(Figure record extracts)
....................
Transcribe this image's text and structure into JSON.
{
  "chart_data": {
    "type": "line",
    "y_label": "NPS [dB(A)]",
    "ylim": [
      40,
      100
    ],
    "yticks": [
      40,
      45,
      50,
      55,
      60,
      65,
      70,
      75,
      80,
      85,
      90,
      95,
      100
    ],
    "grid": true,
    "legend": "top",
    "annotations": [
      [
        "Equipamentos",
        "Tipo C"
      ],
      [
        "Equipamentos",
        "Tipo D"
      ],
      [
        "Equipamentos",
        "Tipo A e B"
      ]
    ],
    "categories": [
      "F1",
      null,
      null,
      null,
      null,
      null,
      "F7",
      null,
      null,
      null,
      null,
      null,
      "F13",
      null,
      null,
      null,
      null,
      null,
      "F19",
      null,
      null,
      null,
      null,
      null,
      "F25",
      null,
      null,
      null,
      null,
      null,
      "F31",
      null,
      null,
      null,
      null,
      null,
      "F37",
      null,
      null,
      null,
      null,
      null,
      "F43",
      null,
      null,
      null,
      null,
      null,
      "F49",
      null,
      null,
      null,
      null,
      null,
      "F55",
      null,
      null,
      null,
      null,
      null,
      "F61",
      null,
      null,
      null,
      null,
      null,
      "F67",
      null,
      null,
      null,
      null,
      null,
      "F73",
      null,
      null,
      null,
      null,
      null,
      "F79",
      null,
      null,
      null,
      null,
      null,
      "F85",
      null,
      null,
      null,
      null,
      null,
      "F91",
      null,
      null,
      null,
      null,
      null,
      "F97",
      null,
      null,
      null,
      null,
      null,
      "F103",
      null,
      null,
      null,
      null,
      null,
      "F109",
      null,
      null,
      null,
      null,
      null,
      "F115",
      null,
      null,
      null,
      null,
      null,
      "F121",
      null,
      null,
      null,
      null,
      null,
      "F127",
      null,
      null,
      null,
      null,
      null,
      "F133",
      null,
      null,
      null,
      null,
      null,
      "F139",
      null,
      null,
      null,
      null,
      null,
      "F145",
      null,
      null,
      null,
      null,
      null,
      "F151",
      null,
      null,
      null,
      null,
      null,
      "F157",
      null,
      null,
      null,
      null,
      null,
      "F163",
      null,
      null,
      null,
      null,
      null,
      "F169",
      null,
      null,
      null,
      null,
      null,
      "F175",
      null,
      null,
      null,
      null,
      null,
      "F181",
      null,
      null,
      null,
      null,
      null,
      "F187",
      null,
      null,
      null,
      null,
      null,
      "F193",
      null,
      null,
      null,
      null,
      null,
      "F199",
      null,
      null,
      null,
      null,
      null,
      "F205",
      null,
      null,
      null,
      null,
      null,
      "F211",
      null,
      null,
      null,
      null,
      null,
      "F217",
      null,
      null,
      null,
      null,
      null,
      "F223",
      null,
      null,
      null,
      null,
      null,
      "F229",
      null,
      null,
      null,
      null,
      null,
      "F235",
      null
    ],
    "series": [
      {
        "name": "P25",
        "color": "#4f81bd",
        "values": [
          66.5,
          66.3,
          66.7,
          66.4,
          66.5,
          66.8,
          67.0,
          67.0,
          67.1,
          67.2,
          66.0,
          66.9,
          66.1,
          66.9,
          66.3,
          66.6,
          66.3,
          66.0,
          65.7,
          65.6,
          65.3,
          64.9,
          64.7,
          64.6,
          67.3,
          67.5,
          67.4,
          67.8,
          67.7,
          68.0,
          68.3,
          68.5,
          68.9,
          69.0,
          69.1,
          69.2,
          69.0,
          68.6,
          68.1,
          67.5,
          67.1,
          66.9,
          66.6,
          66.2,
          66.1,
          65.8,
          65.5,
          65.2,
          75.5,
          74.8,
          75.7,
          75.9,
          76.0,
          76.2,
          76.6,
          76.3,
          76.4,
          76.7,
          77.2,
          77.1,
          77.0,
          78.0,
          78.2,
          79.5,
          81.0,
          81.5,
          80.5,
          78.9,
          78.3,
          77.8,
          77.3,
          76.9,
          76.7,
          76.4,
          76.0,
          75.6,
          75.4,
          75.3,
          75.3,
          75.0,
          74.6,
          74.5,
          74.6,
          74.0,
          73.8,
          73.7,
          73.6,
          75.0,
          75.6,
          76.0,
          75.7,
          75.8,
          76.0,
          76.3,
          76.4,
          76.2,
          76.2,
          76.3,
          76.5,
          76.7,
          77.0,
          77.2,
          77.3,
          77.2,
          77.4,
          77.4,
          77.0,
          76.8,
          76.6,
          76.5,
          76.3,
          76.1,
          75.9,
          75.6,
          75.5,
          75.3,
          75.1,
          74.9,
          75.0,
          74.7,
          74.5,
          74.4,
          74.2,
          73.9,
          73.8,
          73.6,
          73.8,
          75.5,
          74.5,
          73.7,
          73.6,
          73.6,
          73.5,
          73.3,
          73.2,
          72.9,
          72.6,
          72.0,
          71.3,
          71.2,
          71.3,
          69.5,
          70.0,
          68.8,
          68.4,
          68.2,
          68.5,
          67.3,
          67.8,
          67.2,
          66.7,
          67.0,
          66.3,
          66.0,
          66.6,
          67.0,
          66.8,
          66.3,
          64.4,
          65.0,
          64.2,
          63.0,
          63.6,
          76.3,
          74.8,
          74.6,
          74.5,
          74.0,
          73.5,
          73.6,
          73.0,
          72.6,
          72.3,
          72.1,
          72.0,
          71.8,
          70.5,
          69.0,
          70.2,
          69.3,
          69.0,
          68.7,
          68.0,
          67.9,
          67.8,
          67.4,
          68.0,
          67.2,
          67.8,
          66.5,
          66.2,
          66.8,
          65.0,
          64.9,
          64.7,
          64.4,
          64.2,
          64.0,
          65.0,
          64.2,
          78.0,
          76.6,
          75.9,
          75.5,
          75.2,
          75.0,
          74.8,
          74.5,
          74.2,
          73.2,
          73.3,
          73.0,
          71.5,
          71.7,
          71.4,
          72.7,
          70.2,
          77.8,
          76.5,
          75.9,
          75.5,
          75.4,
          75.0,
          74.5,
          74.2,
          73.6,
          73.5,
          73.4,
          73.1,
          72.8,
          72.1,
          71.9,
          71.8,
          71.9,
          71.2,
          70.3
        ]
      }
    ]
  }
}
....................
Prompt – Please give back all of the records exactly as written.

Answer –
Transcribe this image's text and structure into JSON.
{
  "chart_data": {
    "type": "line",
    "y_label": "NPS [dB(A)]",
    "ylim": [
      40,
      100
    ],
    "yticks": [
      40,
      45,
      50,
      55,
      60,
      65,
      70,
      75,
      80,
      85,
      90,
      95,
      100
    ],
    "grid": true,
    "legend": "top",
    "annotations": [
      [
        "Equipamentos",
        "Tipo C"
      ],
      [
        "Equipamentos",
        "Tipo D"
      ],
      [
        "Equipamentos",
        "Tipo A e B"
      ]
    ],
    "categories": [
      "F1",
      null,
      null,
      null,
      null,
      null,
      "F7",
      null,
      null,
      null,
      null,
      null,
      "F13",
      null,
      null,
      null,
      null,
      null,
      "F19",
      null,
      null,
      null,
      null,
      null,
      "F25",
      null,
      null,
      null,
      null,
      null,
      "F31",
      null,
      null,
      null,
      null,
      null,
      "F37",
      null,
      null,
      null,
      null,
      null,
      "F43",
      null,
      null,
      null,
      null,
      null,
      "F49",
      null,
      null,
      null,
      null,
      null,
      "F55",
      null,
      null,
      null,
      null,
      null,
      "F61",
      null,
      null,
      null,
      null,
      null,
      "F67",
      null,
      null,
      null,
      null,
      null,
      "F73",
      null,
      null,
      null,
      null,
      null,
      "F79",
      null,
      null,
      null,
      null,
      null,
      "F85",
      null,
      null,
      null,
      null,
      null,
      "F91",
      null,
      null,
      null,
      null,
      null,
      "F97",
      null,
      null,
      null,
      null,
      null,
      "F103",
      null,
      null,
      null,
      null,
      null,
      "F109",
      null,
      null,
      null,
      null,
      null,
      "F115",
      null,
      null,
      null,
      null,
      null,
      "F121",
      null,
      null,
      null,
      null,
      null,
      "F127",
      null,
      null,
      null,
      null,
      null,
      "F133",
      null,
      null,
      null,
      null,
      null,
      "F139",
      null,
      null,
      null,
      null,
      null,
      "F145",
      null,
      null,
      null,
      null,
      null,
      "F151",
      null,
      null,
      null,
      null,
      null,
      "F157",
      null,
      null,
      null,
      null,
      null,
      "F163",
      null,
      null,
      null,
      null,
      null,
      "F169",
      null,
      null,
      null,
      null,
      null,
      "F175",
      null,
      null,
      null,
      null,
      null,
      "F181",
      null,
      null,
      null,
      null,
      null,
      "F187",
      null,
      null,
      null,
      null,
      null,
      "F193",
      null,
      null,
      null,
      null,
      null,
      "F199",
      null,
      null,
      null,
      null,
      null,
      "F205",
      null,
      null,
      null,
      null,
      null,
      "F211",
      null,
      null,
      null,
      null,
      null,
      "F217",
      null,
      null,
      null,
      null,
      null,
      "F223",
      null,
      null,
      null,
      null,
      null,
      "F229",
      null,
      null,
      null,
      null,
      null,
      "F235",
      null
    ],
    "series": [
      {
        "name": "P25",
        "color": "#4f81bd",
        "values": [
          66.5,
          66.3,
          66.7,
          66.4,
          66.5,
          66.8,
          67.0,
          67.0,
          67.1,
          67.2,
          66.0,
          66.9,
          66.1,
          66.9,
          66.3,
          66.6,
          66.3,
          66.0,
          65.7,
          65.6,
          65.3,
          64.9,
          64.7,
          64.6,
          67.3,
          67.5,
          67.4,
          67.8,
          67.7,
          68.0,
          68.3,
          68.5,
          68.9,
          69.0,
          69.1,
          69.2,
          69.0,
          68.6,
          68.1,
          67.5,
          67.1,
          66.9,
          66.6,
          66.2,
          66.1,
          65.8,
          65.5,
          65.2,
          75.5,
          74.8,
          75.7,
          75.9,
          76.0,
          76.2,
          76.6,
          76.3,
          76.4,
          76.7,
          77.2,
          77.1,
          77.0,
          78.0,
          78.2,
          79.5,
          81.0,
          81.5,
          80.5,
          78.9,
          78.3,
          77.8,
          77.3,
          76.9,
          76.7,
          76.4,
          76.0,
          75.6,
          75.4,
          75.3,
          75.3,
          75.0,
          74.6,
          74.5,
          74.6,
          74.0,
          73.8,
          73.7,
          73.6,
          75.0,
          75.6,
          76.0,
          75.7,
          75.8,
          76.0,
          76.3,
          76.4,
          76.2,
          76.2,
          76.3,
          76.5,
          76.7,
          77.0,
          77.2,
          77.3,
          77.2,
          77.4,
          77.4,
          77.0,
          76.8,
          76.6,
          76.5,
          76.3,
          76.1,
          75.9,
          75.6,
          75.5,
          75.3,
          75.1,
          74.9,
          75.0,
          74.7,
          74.5,
          74.4,
          74.2,
          73.9,
          73.8,
          73.6,
          73.8,
          75.5,
          74.5,
          73.7,
          73.6,
          73.6,
          73.5,
          73.3,
          73.2,
          72.9,
          72.6,
          72.0,
          71.3,
          71.2,
          71.3,
          69.5,
          70.0,
          68.8,
          68.4,
          68.2,
          68.5,
          67.3,
          67.8,
          67.2,
          66.7,
          67.0,
          66.3,
          66.0,
          66.6,
          67.0,
          66.8,
          66.3,
          64.4,
          65.0,
          64.2,
          63.0,
          63.6,
          76.3,
          74.8,
          74.6,
          74.5,
          74.0,
          73.5,
          73.6,
          73.0,
          72.6,
          72.3,
          72.1,
          72.0,
          71.8,
          70.5,
          69.0,
          70.2,
          69.3,
          69.0,
          68.7,
          68.0,
          67.9,
          67.8,
          67.4,
          68.0,
          67.2,
          67.8,
          66.5,
          66.2,
          66.8,
          65.0,
          64.9,
          64.7,
          64.4,
          64.2,
          64.0,
          65.0,
          64.2,
          78.0,
          76.6,
          75.9,
          75.5,
          75.2,
          75.0,
          74.8,
          74.5,
          74.2,
          73.2,
          73.3,
          73.0,
          71.5,
          71.7,
          71.4,
          72.7,
          70.2,
          77.8,
          76.5,
          75.9,
          75.5,
          75.4,
          75.0,
          74.5,
          74.2,
          73.6,
          73.5,
          73.4,
          73.1,
          72.8,
          72.1,
          71.9,
          71.8,
          71.9,
          71.2,
          70.3
        ]
      }
    ]
  }
}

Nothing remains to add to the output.